# Text excerpt:
* BEGIN *

61. Memorandum From the Deputy to the Director of Central Intelligence for National Intelligence (Bowie)1


  • Deputy Assistant to the President for National Security Affairs
  • Director, Intelligence & Research, Department of State
  • Assistant Secretary of Defense, International Security Affairs
  • Assistant to the Chairman, Joint Chiefs of Staff


  • Presidential Intelligence Priorities

1. Under the Presidential decision and Executive Order,2 the main formal mechanism for the policy-makers to define their needs for intelligence will be the Policy Review Committee. Hence, in developing priorities, it is useful to ask how the PRC can best express its interests to the Intelligence Community. It will wish to make sure that the Intelligence Community devotes itself not only to furnishing information of immediate policy concern, but also to providing the basic research on issues that will be of continuing policy concern over extended periods of time. Consequently, I have concluded that the Policy Review Committee might well adopt a two-tiered approach to developing intelligence priorities.

* END *

# Directive 1:
Output the stretch of the memorandum on intelligence priorities from "1. Under the" through "developing intelligence priorities.", word for word.

(Dataset excerpt)
* BEGIN *

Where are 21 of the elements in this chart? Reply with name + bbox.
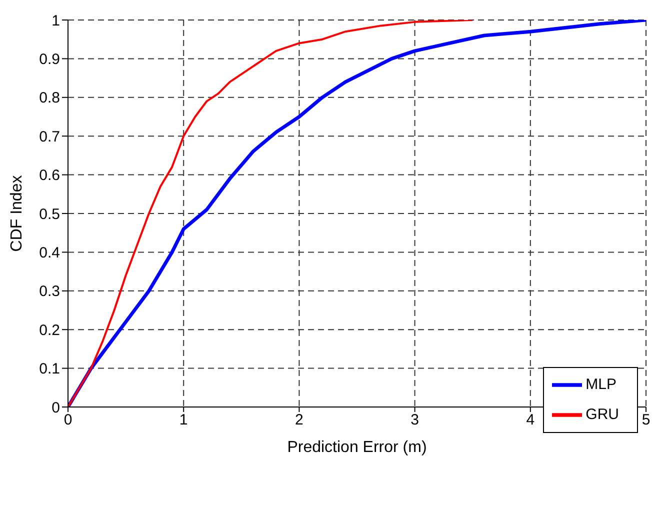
x-tick-label: 5: [642, 412, 650, 429]
x-tick-label: 0: [64, 412, 72, 429]
y-tick-label: 0.9: [39, 51, 60, 68]
y-tick-label: 0.1: [39, 360, 60, 378]
x-axis-title: Prediction Error (m): [287, 439, 427, 456]
y-tick-label: 1: [52, 12, 60, 30]
x-tick-label: 2: [295, 412, 304, 429]
y-tick-label: 0.7: [39, 128, 60, 146]
y-tick-label: 0.8: [39, 90, 60, 107]
x-tick-label: 4: [526, 412, 535, 429]
y-tick-label: 0.4: [39, 244, 60, 262]
legend-label: GRU: [586, 406, 619, 423]
y-tick-label: 0.2: [39, 322, 60, 339]
x-tick-label: 3: [410, 412, 419, 429]
y-tick-label: 0.3: [39, 283, 60, 300]
y-tick-label: 0.5: [39, 206, 60, 223]
y-tick-label: 0: [52, 399, 60, 416]
legend-label: MLP: [586, 376, 616, 393]
y-axis-title: CDF Index: [8, 175, 26, 252]
y-tick-label: 0.6: [39, 167, 60, 184]
x-tick-label: 1: [179, 412, 188, 429]
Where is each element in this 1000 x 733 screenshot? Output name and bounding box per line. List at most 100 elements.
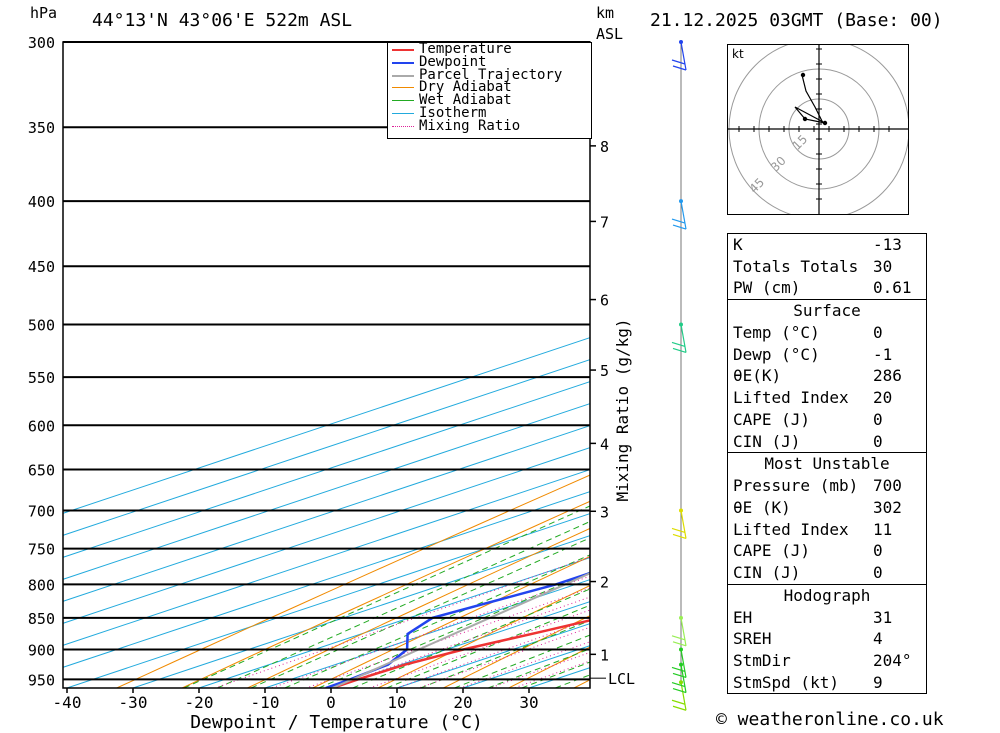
pressure-tick-label: 800	[28, 576, 55, 594]
height-tick-label: 6	[600, 292, 609, 310]
isotherm-line	[264, 579, 590, 688]
wet-adiabat-line	[183, 505, 590, 688]
index-value: 9	[873, 672, 883, 692]
height-tick-label: 1	[600, 646, 609, 664]
isotherm-line	[63, 425, 590, 602]
index-row: SREH 4	[728, 628, 926, 650]
station-location: 44°13'N 43°06'E 522m ASL	[92, 10, 353, 31]
hodograph-header: Hodograph	[728, 583, 926, 607]
index-row: Lifted Index 20	[728, 387, 926, 409]
lcl-label: LCL	[608, 670, 635, 688]
index-value: 20	[873, 388, 893, 408]
chart-legend: Temperature Dewpoint Parcel Trajectory D…	[387, 42, 592, 139]
hodograph-unit: kt	[732, 47, 744, 61]
index-value: 204°	[873, 651, 912, 670]
index-key: θE (K)	[733, 497, 791, 517]
plot-area	[63, 337, 590, 688]
height-tick-label: 4	[600, 435, 609, 453]
pressure-tick-label: 400	[28, 193, 55, 211]
isotherm-line	[63, 337, 590, 514]
index-value: 700	[873, 476, 902, 496]
isotherm-line	[63, 447, 590, 624]
forecast-datetime: 21.12.2025 03GMT (Base: 00)	[650, 10, 943, 31]
height-unit-label-asl: ASL	[596, 25, 624, 43]
index-key: SREH	[733, 629, 772, 649]
index-row: StmSpd (kt) 9	[728, 672, 926, 694]
index-key: Lifted Index	[733, 519, 849, 539]
most-unstable-header: Most Unstable	[728, 452, 926, 475]
pressure-tick-label: 900	[28, 641, 55, 659]
index-row-pw: PW (cm) 0.61	[733, 278, 912, 298]
index-key: Lifted Index	[733, 388, 849, 408]
index-row: CAPE (J) 0	[728, 540, 926, 562]
index-value: 0	[873, 562, 883, 582]
index-value: 4	[873, 629, 883, 649]
height-unit-label: km	[596, 4, 615, 22]
indices-table-top: K -13 Totals Totals 30 PW (cm) 0.61 Surface…	[727, 233, 927, 695]
x-axis-label: Dewpoint / Temperature (°C)	[190, 712, 483, 733]
pressure-tick-label: 450	[28, 258, 55, 276]
wind-barb	[671, 40, 687, 71]
index-row: θE(K) 286	[728, 365, 926, 387]
wind-barb-column	[671, 40, 687, 711]
hodograph-ring-label: 15	[790, 132, 811, 153]
temperature-profile	[331, 619, 590, 688]
hodograph-storm-motion	[794, 106, 826, 124]
index-row: θE (K) 302	[728, 497, 926, 519]
wind-barb	[671, 680, 687, 711]
index-value: 302	[873, 497, 902, 517]
wind-barb	[671, 615, 687, 647]
index-value: 11	[873, 519, 893, 539]
pressure-tick-label: 950	[28, 671, 55, 689]
index-row: CIN (J) 0	[728, 562, 926, 584]
pressure-tick-label: 700	[28, 502, 55, 520]
height-tick-label: 7	[600, 213, 609, 231]
dry-adiabat-line	[247, 527, 590, 688]
index-key: Temp (°C)	[733, 323, 820, 343]
index-key: Pressure (mb)	[733, 476, 859, 496]
legend-isotherm: Isotherm	[388, 106, 591, 120]
hodograph-point	[822, 120, 828, 126]
x-tick-label: 0	[326, 693, 336, 712]
hodograph-point	[800, 72, 806, 78]
wind-barb	[671, 199, 687, 230]
dry-adiabat-line	[181, 500, 590, 688]
index-row: Lifted Index 11	[728, 519, 926, 541]
index-row: Dewp (°C) -1	[728, 344, 926, 366]
x-tick-label: 20	[453, 693, 472, 712]
legend-wet-adiabat: Wet Adiabat	[388, 93, 591, 107]
index-key: θE(K)	[733, 366, 782, 386]
legend-parcel: Parcel Trajectory	[388, 68, 591, 81]
isotherm-line	[63, 381, 590, 558]
pressure-unit-label: hPa	[30, 4, 58, 22]
height-tick-label: 3	[600, 503, 609, 521]
wet-adiabat-line	[318, 571, 590, 688]
index-key: StmDir	[733, 651, 791, 670]
legend-dry-adiabat: Dry Adiabat	[388, 81, 591, 94]
dry-adiabat-line	[377, 584, 590, 688]
index-row-totals: Totals Totals 30	[733, 256, 893, 276]
dewpoint-profile	[325, 571, 590, 688]
wet-adiabat-line	[217, 520, 590, 688]
pressure-tick-label: 750	[28, 541, 55, 559]
index-value: 286	[873, 366, 902, 386]
index-value: 31	[873, 607, 893, 627]
wind-barb	[671, 647, 687, 679]
index-row: CAPE (J) 0	[728, 409, 926, 431]
isotherm-line	[63, 403, 590, 580]
index-key: CAPE (J)	[733, 541, 811, 561]
isotherm-line	[132, 535, 590, 688]
index-value: -1	[873, 344, 893, 364]
isotherm-line	[63, 469, 590, 646]
height-tick-label: 2	[600, 574, 609, 592]
index-key: StmSpd (kt)	[733, 672, 839, 692]
index-key: CAPE (J)	[733, 409, 811, 429]
isotherm-line	[198, 557, 590, 688]
index-row: CIN (J) 0	[728, 431, 926, 453]
index-row: StmDir 204°	[728, 650, 926, 672]
surface-header: Surface	[728, 299, 926, 322]
hodograph-ring-label: 30	[768, 154, 789, 175]
hodograph-panel: kt 15 30 45	[727, 38, 910, 220]
pressure-tick-label: 300	[28, 34, 55, 52]
pressure-tick-label: 500	[28, 316, 55, 334]
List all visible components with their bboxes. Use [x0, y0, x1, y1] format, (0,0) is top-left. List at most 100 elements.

* END *

# Directive 2:
Return, unchanged, the stretch of the rows from the line containing "576, 55, 594]" through the line containing "station-location: 44°13'N 43°06'E", both ends included.

# Written solution 1:
1. Under the Presidential decision and Executive Order,2 the main formal mechanism for the policy-makers to define their needs for intelligence will be the Policy Review Committee. Hence, in developing priorities, it is useful to ask how the PRC can best express its interests to the Intelligence Community. It will wish to make sure that the Intelligence Community devotes itself not only to furnishing information of immediate policy concern, but also to providing the basic research on issues that will be of continuing policy concern over extended periods of time. Consequently, I have concluded that the Policy Review Committee might well adopt a two-tiered approach to developing intelligence priorities.

# Written solution 2:
pressure-tick-label: 800	[28, 576, 55, 594]
height-tick-label: 6	[600, 292, 609, 310]
isotherm-line	[264, 579, 590, 688]
wet-adiabat-line	[183, 505, 590, 688]
index-value: 9	[873, 672, 883, 692]
height-tick-label: 1	[600, 646, 609, 664]
isotherm-line	[63, 425, 590, 602]
index-row: SREH 4	[728, 628, 926, 650]
station-location: 44°13'N 43°06'E 522m ASL	[92, 10, 353, 31]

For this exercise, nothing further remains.